> Task prompt
Look for "ylabel" in each line of the entries, and return the matching lines.

__________

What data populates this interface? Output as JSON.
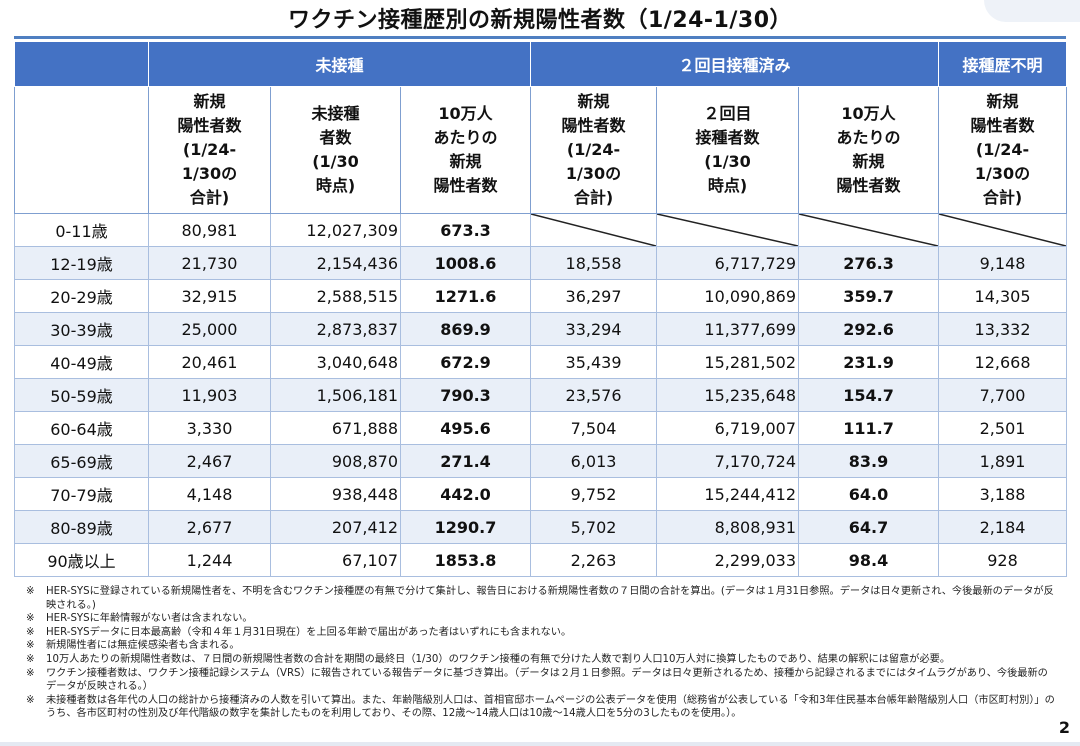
{
  "title": "ワクチン接種歴別の新規陽性者数（1/24-1/30）",
  "groups": {
    "unvaccinated": "未接種",
    "second_dose": "２回目接種済み",
    "unknown": "接種歴不明"
  },
  "subheaders": {
    "new_positive": "新規\n陽性者数\n(1/24-\n1/30の\n合計)",
    "unvacc_count": "未接種\n者数\n(1/30\n時点)",
    "per100k": "10万人\nあたりの\n新規\n陽性者数",
    "second_new_positive": "新規\n陽性者数\n(1/24-\n1/30の\n合計)",
    "second_count": "２回目\n接種者数\n(1/30\n時点)",
    "second_per100k": "10万人\nあたりの\n新規\n陽性者数",
    "unknown_new_positive": "新規\n陽性者数\n(1/24-\n1/30の\n合計)"
  },
  "rows": [
    {
      "age": "0-11歳",
      "un_pos": "80,981",
      "un_cnt": "12,027,309",
      "un_rate": "673.3",
      "v2_pos": "",
      "v2_cnt": "",
      "v2_rate": "",
      "unk_pos": ""
    },
    {
      "age": "12-19歳",
      "un_pos": "21,730",
      "un_cnt": "2,154,436",
      "un_rate": "1008.6",
      "v2_pos": "18,558",
      "v2_cnt": "6,717,729",
      "v2_rate": "276.3",
      "unk_pos": "9,148"
    },
    {
      "age": "20-29歳",
      "un_pos": "32,915",
      "un_cnt": "2,588,515",
      "un_rate": "1271.6",
      "v2_pos": "36,297",
      "v2_cnt": "10,090,869",
      "v2_rate": "359.7",
      "unk_pos": "14,305"
    },
    {
      "age": "30-39歳",
      "un_pos": "25,000",
      "un_cnt": "2,873,837",
      "un_rate": "869.9",
      "v2_pos": "33,294",
      "v2_cnt": "11,377,699",
      "v2_rate": "292.6",
      "unk_pos": "13,332"
    },
    {
      "age": "40-49歳",
      "un_pos": "20,461",
      "un_cnt": "3,040,648",
      "un_rate": "672.9",
      "v2_pos": "35,439",
      "v2_cnt": "15,281,502",
      "v2_rate": "231.9",
      "unk_pos": "12,668"
    },
    {
      "age": "50-59歳",
      "un_pos": "11,903",
      "un_cnt": "1,506,181",
      "un_rate": "790.3",
      "v2_pos": "23,576",
      "v2_cnt": "15,235,648",
      "v2_rate": "154.7",
      "unk_pos": "7,700"
    },
    {
      "age": "60-64歳",
      "un_pos": "3,330",
      "un_cnt": "671,888",
      "un_rate": "495.6",
      "v2_pos": "7,504",
      "v2_cnt": "6,719,007",
      "v2_rate": "111.7",
      "unk_pos": "2,501"
    },
    {
      "age": "65-69歳",
      "un_pos": "2,467",
      "un_cnt": "908,870",
      "un_rate": "271.4",
      "v2_pos": "6,013",
      "v2_cnt": "7,170,724",
      "v2_rate": "83.9",
      "unk_pos": "1,891"
    },
    {
      "age": "70-79歳",
      "un_pos": "4,148",
      "un_cnt": "938,448",
      "un_rate": "442.0",
      "v2_pos": "9,752",
      "v2_cnt": "15,244,412",
      "v2_rate": "64.0",
      "unk_pos": "3,188"
    },
    {
      "age": "80-89歳",
      "un_pos": "2,677",
      "un_cnt": "207,412",
      "un_rate": "1290.7",
      "v2_pos": "5,702",
      "v2_cnt": "8,808,931",
      "v2_rate": "64.7",
      "unk_pos": "2,184"
    },
    {
      "age": "90歳以上",
      "un_pos": "1,244",
      "un_cnt": "67,107",
      "un_rate": "1853.8",
      "v2_pos": "2,263",
      "v2_cnt": "2,299,033",
      "v2_rate": "98.4",
      "unk_pos": "928"
    }
  ],
  "notes": [
    {
      "mark": "※",
      "text": "HER-SYSに登録されている新規陽性者を、不明を含むワクチン接種歴の有無で分けて集計し、報告日における新規陽性者数の７日間の合計を算出。(データは１月31日参照。データは日々更新され、今後最新のデータが反映される。)"
    },
    {
      "mark": "※",
      "text": "HER-SYSに年齢情報がない者は含まれない。"
    },
    {
      "mark": "※",
      "text": "HER-SYSデータに日本最高齢（令和４年１月31日現在）を上回る年齢で届出があった者はいずれにも含まれない。"
    },
    {
      "mark": "※",
      "text": "新規陽性者には無症候感染者も含まれる。"
    },
    {
      "mark": "※",
      "text": "10万人あたりの新規陽性者数は、７日間の新規陽性者数の合計を期間の最終日（1/30）のワクチン接種の有無で分けた人数で割り人口10万人対に換算したものであり、結果の解釈には留意が必要。"
    },
    {
      "mark": "※",
      "text": "ワクチン接種者数は、ワクチン接種記録システム（VRS）に報告されている報告データに基づき算出。（データは２月１日参照。データは日々更新されるため、接種から記録されるまでにはタイムラグがあり、今後最新のデータが反映される。）"
    },
    {
      "mark": "※",
      "text": "未接種者数は各年代の人口の総計から接種済みの人数を引いて算出。また、年齢階級別人口は、首相官邸ホームページの公表データを使用（総務省が公表している「令和3年住民基本台帳年齢階級別人口（市区町村別）」のうち、各市区町村の性別及び年代階級の数字を集計したものを利用しており、その際、12歳～14歳人口は10歳～14歳人口を5分の3したものを使用。）。"
    }
  ],
  "page_number": "2",
  "colors": {
    "header_blue": "#4472c4",
    "rule_blue": "#4f7fc1",
    "row_alt": "#e9eff8"
  }
}
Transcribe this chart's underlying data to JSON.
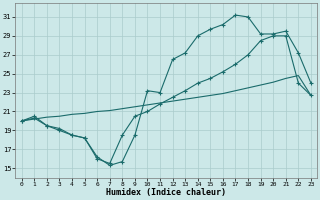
{
  "xlabel": "Humidex (Indice chaleur)",
  "background_color": "#cce8e8",
  "grid_color": "#aacccc",
  "line_color": "#1a6b6b",
  "xlim": [
    -0.5,
    23.5
  ],
  "ylim": [
    14.0,
    32.5
  ],
  "xticks": [
    0,
    1,
    2,
    3,
    4,
    5,
    6,
    7,
    8,
    9,
    10,
    11,
    12,
    13,
    14,
    15,
    16,
    17,
    18,
    19,
    20,
    21,
    22,
    23
  ],
  "yticks": [
    15,
    17,
    19,
    21,
    23,
    25,
    27,
    29,
    31
  ],
  "curve1_x": [
    0,
    1,
    2,
    3,
    4,
    5,
    6,
    7,
    8,
    9,
    10,
    11,
    12,
    13,
    14,
    15,
    16,
    17,
    18,
    19,
    20,
    21,
    22,
    23
  ],
  "curve1_y": [
    20.0,
    20.5,
    19.5,
    19.2,
    18.5,
    18.2,
    16.2,
    15.3,
    15.7,
    18.5,
    23.2,
    23.0,
    26.5,
    27.2,
    29.0,
    29.7,
    30.2,
    31.2,
    31.0,
    29.2,
    29.2,
    29.5,
    27.2,
    24.0
  ],
  "curve2_x": [
    0,
    1,
    2,
    3,
    4,
    5,
    6,
    7,
    8,
    9,
    10,
    11,
    12,
    13,
    14,
    15,
    16,
    17,
    18,
    19,
    20,
    21,
    22,
    23
  ],
  "curve2_y": [
    20.0,
    20.3,
    19.5,
    19.0,
    18.5,
    18.2,
    16.0,
    15.5,
    18.5,
    20.5,
    21.0,
    21.8,
    22.5,
    23.2,
    24.0,
    24.5,
    25.2,
    26.0,
    27.0,
    28.5,
    29.0,
    29.0,
    24.0,
    22.7
  ],
  "curve3_x": [
    0,
    1,
    2,
    3,
    4,
    5,
    6,
    7,
    8,
    9,
    10,
    11,
    12,
    13,
    14,
    15,
    16,
    17,
    18,
    19,
    20,
    21,
    22,
    23
  ],
  "curve3_y": [
    20.0,
    20.2,
    20.4,
    20.5,
    20.7,
    20.8,
    21.0,
    21.1,
    21.3,
    21.5,
    21.7,
    21.9,
    22.1,
    22.3,
    22.5,
    22.7,
    22.9,
    23.2,
    23.5,
    23.8,
    24.1,
    24.5,
    24.8,
    22.7
  ]
}
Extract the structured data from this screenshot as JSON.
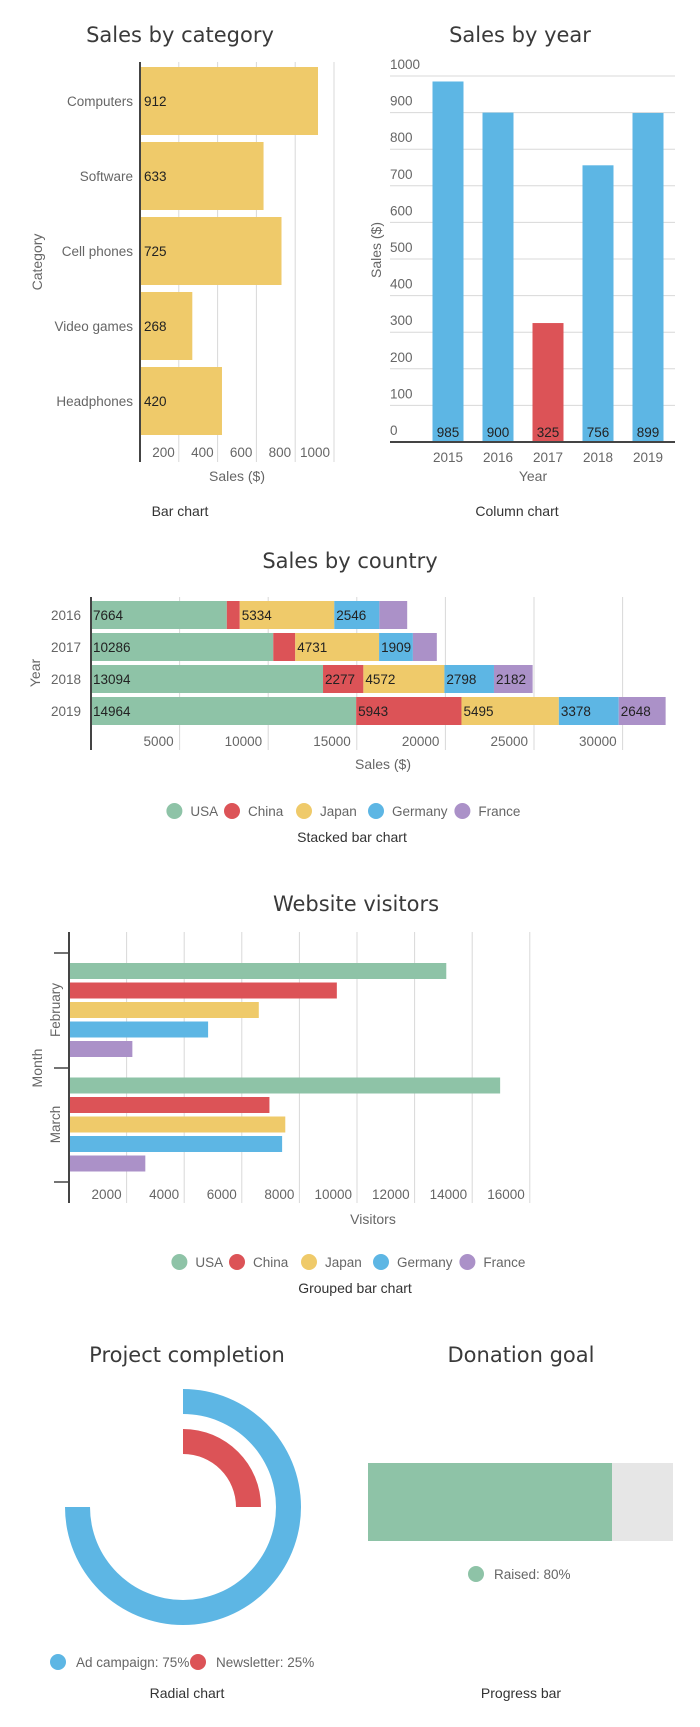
{
  "colors": {
    "usa": "#8ec3a7",
    "china": "#dc5357",
    "japan": "#efca6a",
    "germany": "#5db6e4",
    "france": "#ab91c8",
    "track": "#e6e6e6",
    "bar": "#efca6a",
    "column": "#5db6e4",
    "highlight": "#dc5357"
  },
  "chart_data": [
    {
      "id": "bar",
      "type": "bar",
      "orientation": "horizontal",
      "title": "Sales by category",
      "caption": "Bar chart",
      "xlabel": "Sales ($)",
      "ylabel": "Category",
      "categories": [
        "Computers",
        "Software",
        "Cell phones",
        "Video games",
        "Headphones"
      ],
      "values": [
        912,
        633,
        725,
        268,
        420
      ],
      "xticks": [
        200,
        400,
        600,
        800,
        1000
      ],
      "xlim": [
        0,
        1000
      ],
      "grid": true
    },
    {
      "id": "column",
      "type": "bar",
      "orientation": "vertical",
      "title": "Sales by year",
      "caption": "Column chart",
      "xlabel": "Year",
      "ylabel": "Sales ($)",
      "categories": [
        "2015",
        "2016",
        "2017",
        "2018",
        "2019"
      ],
      "values": [
        985,
        900,
        325,
        756,
        899
      ],
      "highlight_index": 2,
      "yticks": [
        0,
        100,
        200,
        300,
        400,
        500,
        600,
        700,
        800,
        900,
        1000
      ],
      "ylim": [
        0,
        1000
      ],
      "grid": true
    },
    {
      "id": "stacked",
      "type": "bar",
      "orientation": "horizontal-stacked",
      "title": "Sales by country",
      "caption": "Stacked bar chart",
      "xlabel": "Sales ($)",
      "ylabel": "Year",
      "categories": [
        "2016",
        "2017",
        "2018",
        "2019"
      ],
      "series": [
        {
          "name": "USA",
          "key": "usa",
          "values": [
            7664,
            10286,
            13094,
            14964
          ],
          "labels": [
            "7664",
            "10286",
            "13094",
            "14964"
          ]
        },
        {
          "name": "China",
          "key": "china",
          "values": [
            730,
            1240,
            2277,
            5943
          ],
          "labels": [
            "",
            "",
            "2277",
            "5943"
          ]
        },
        {
          "name": "Japan",
          "key": "japan",
          "values": [
            5334,
            4731,
            4572,
            5495
          ],
          "labels": [
            "5334",
            "4731",
            "4572",
            "5495"
          ]
        },
        {
          "name": "Germany",
          "key": "germany",
          "values": [
            2546,
            1909,
            2798,
            3378
          ],
          "labels": [
            "2546",
            "1909",
            "2798",
            "3378"
          ]
        },
        {
          "name": "France",
          "key": "france",
          "values": [
            1570,
            1350,
            2182,
            2648
          ],
          "labels": [
            "",
            "",
            "2182",
            "2648"
          ]
        }
      ],
      "xticks": [
        5000,
        10000,
        15000,
        20000,
        25000,
        30000
      ],
      "xlim": [
        0,
        35000
      ],
      "legend": "bottom",
      "grid": true
    },
    {
      "id": "grouped",
      "type": "bar",
      "orientation": "horizontal-grouped",
      "title": "Website visitors",
      "caption": "Grouped bar chart",
      "xlabel": "Visitors",
      "ylabel": "Month",
      "categories": [
        "February",
        "March"
      ],
      "series": [
        {
          "name": "USA",
          "key": "usa",
          "values": [
            13100,
            14970
          ]
        },
        {
          "name": "China",
          "key": "china",
          "values": [
            9300,
            6960
          ]
        },
        {
          "name": "Japan",
          "key": "japan",
          "values": [
            6590,
            7510
          ]
        },
        {
          "name": "Germany",
          "key": "germany",
          "values": [
            4830,
            7400
          ]
        },
        {
          "name": "France",
          "key": "france",
          "values": [
            2200,
            2650
          ]
        }
      ],
      "xticks": [
        2000,
        4000,
        6000,
        8000,
        10000,
        12000,
        14000,
        16000
      ],
      "xlim": [
        0,
        16000
      ],
      "legend": "bottom",
      "grid": true
    },
    {
      "id": "radial",
      "type": "pie",
      "variant": "radial",
      "title": "Project completion",
      "caption": "Radial chart",
      "series": [
        {
          "name": "Ad campaign",
          "key": "germany",
          "value": 75,
          "label": "Ad campaign: 75%"
        },
        {
          "name": "Newsletter",
          "key": "china",
          "value": 25,
          "label": "Newsletter: 25%"
        }
      ]
    },
    {
      "id": "progress",
      "type": "bar",
      "variant": "progress",
      "title": "Donation goal",
      "caption": "Progress bar",
      "value": 0.8,
      "label": "Raised: 80%"
    }
  ]
}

__________

> Task answer
      "ylabel": "Category",
      "ylabel": "Sales ($)",
      "ylabel": "Year",
      "ylabel": "Month",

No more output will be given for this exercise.